- _WHAT IS BEING ASKED_:
Your copy of the material must match it exactly, except that pictures are dropped.
───── PROVIDED DATA
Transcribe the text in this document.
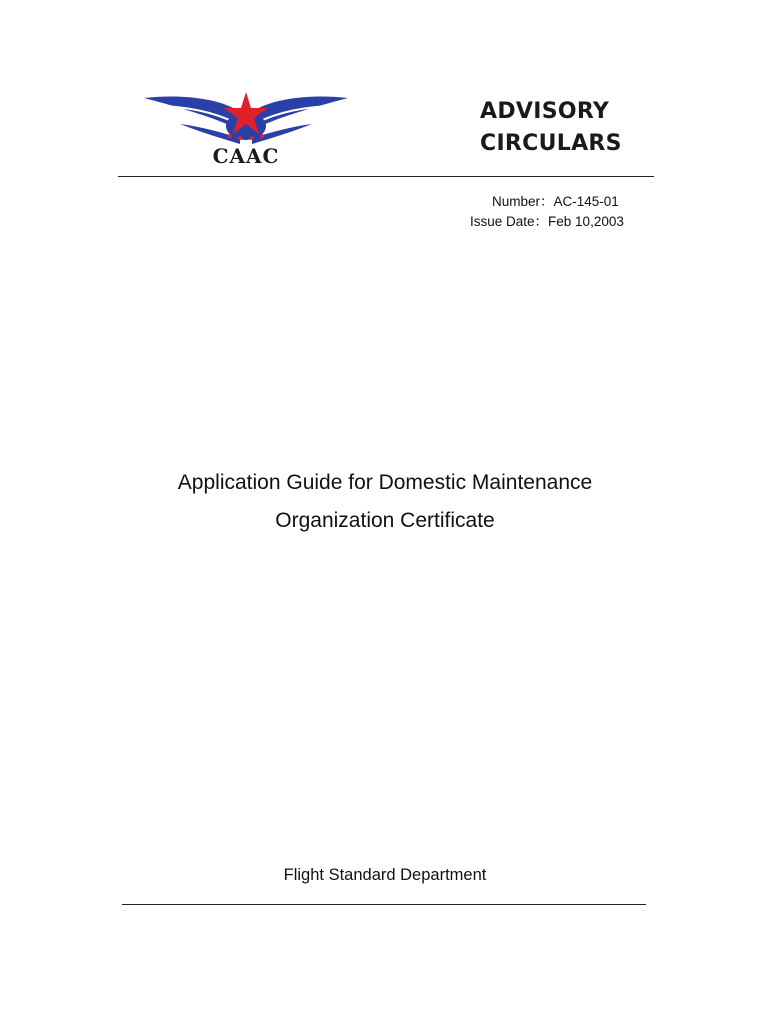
CAAC
ADVISORY
CIRCULARS
Number：AC-145-01
Issue Date：Feb 10,2003
Application Guide for Domestic Maintenance
Organization Certificate
Flight Standard Department
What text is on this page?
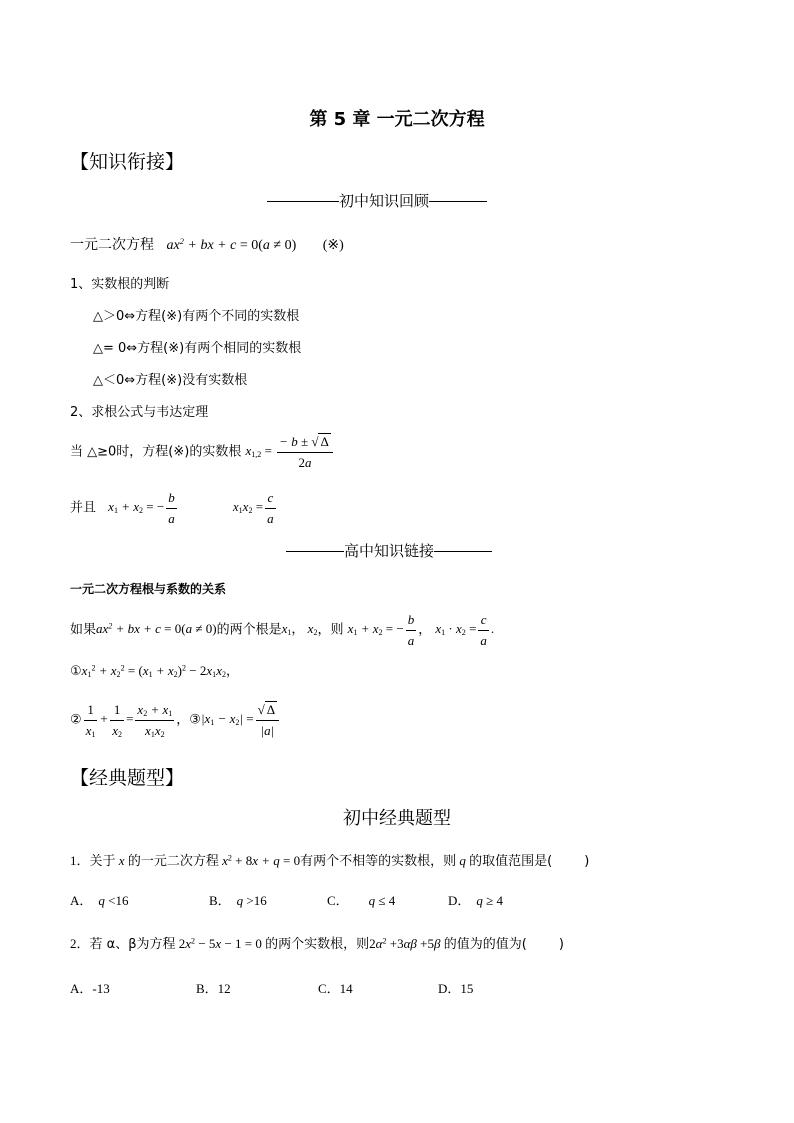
第 5 章 一元二次方程
【知识衔接】
初中知识回顾
一元二次方程 $ax^2$ + bx + c = 0(a ≠ 0) (※)
1、实数根的判断
△＞0⇔方程(※)有两个不同的实数根
△= 0⇔方程(※)有两个相同的实数根
△＜0⇔方程(※)没有实数根
2、求根公式与韦达定理
当 △≥0时，方程(※)的实数根 $x_{1,2} = \frac{- b \pm √ \Delta}{2a}$
并且 $x_1 + x_2$ = − $\frac{b}{a}$	$x_1x_2 = \frac{c}{a}$
高中知识链接
一元二次方程根与系数的关系
如果$ax^2$ + bx + c = 0(a ≠ 0)的两个根是$x_1$， $x_2$，则 $x_1 + x_2$ = − $\frac{b}{a}$ ， $x_1 \cdot x_2 = \frac{c}{a}$ .
$①x_1^2 + x_2^2 = (x_1 + x_2)^2 - 2x_1x_2$，
② $\frac{1}{x_1} + \frac{1}{x_2} = \frac{x_2 + x_1}{x_1x_2}$ ，$③|x_1 - x_2| = \frac{√ \Delta}{|a|}$
【经典题型】
初中经典题型
1．关于 x 的一元二次方程 $x^2 + 8x + q = 0$有两个不相等的实数根，则 q 的取值范围是( )
A． q <16	B． q >16	C． q ≤ 4	D． q ≥ 4
2．若 α、β为方程 $2x^2 - 5x - 1 = 0$ 的两个实数根，则$2\alpha^2 +3\alpha\beta +5\beta$ 的值为的值为( )
A．-13	B．12	C．14	D．15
──────────
- _SOLUTION TO THIS PROBLEM_:
Transcribe the text in this document.
CAAC
ADVISORY
CIRCULARS
Number：AC-145-01
Issue Date：Feb 10,2003
Application Guide for Domestic Maintenance
Organization Certificate
Flight Standard Department
What text is on this page?
第 5 章 一元二次方程
【知识衔接】
初中知识回顾
一元二次方程 $ax^2$ + bx + c = 0(a ≠ 0) (※)
1、实数根的判断
△＞0⇔方程(※)有两个不同的实数根
△= 0⇔方程(※)有两个相同的实数根
△＜0⇔方程(※)没有实数根
2、求根公式与韦达定理
当 △≥0时，方程(※)的实数根 $x_{1,2} = \frac{- b \pm √ \Delta}{2a}$
并且 $x_1 + x_2$ = − $\frac{b}{a}$	$x_1x_2 = \frac{c}{a}$
高中知识链接
一元二次方程根与系数的关系
如果$ax^2$ + bx + c = 0(a ≠ 0)的两个根是$x_1$， $x_2$，则 $x_1 + x_2$ = − $\frac{b}{a}$ ， $x_1 \cdot x_2 = \frac{c}{a}$ .
$①x_1^2 + x_2^2 = (x_1 + x_2)^2 - 2x_1x_2$，
② $\frac{1}{x_1} + \frac{1}{x_2} = \frac{x_2 + x_1}{x_1x_2}$ ，$③|x_1 - x_2| = \frac{√ \Delta}{|a|}$
【经典题型】
初中经典题型
1．关于 x 的一元二次方程 $x^2 + 8x + q = 0$有两个不相等的实数根，则 q 的取值范围是( )
A． q <16	B． q >16	C． q ≤ 4	D． q ≥ 4
2．若 α、β为方程 $2x^2 - 5x - 1 = 0$ 的两个实数根，则$2\alpha^2 +3\alpha\beta +5\beta$ 的值为的值为( )
A．-13	B．12	C．14	D．15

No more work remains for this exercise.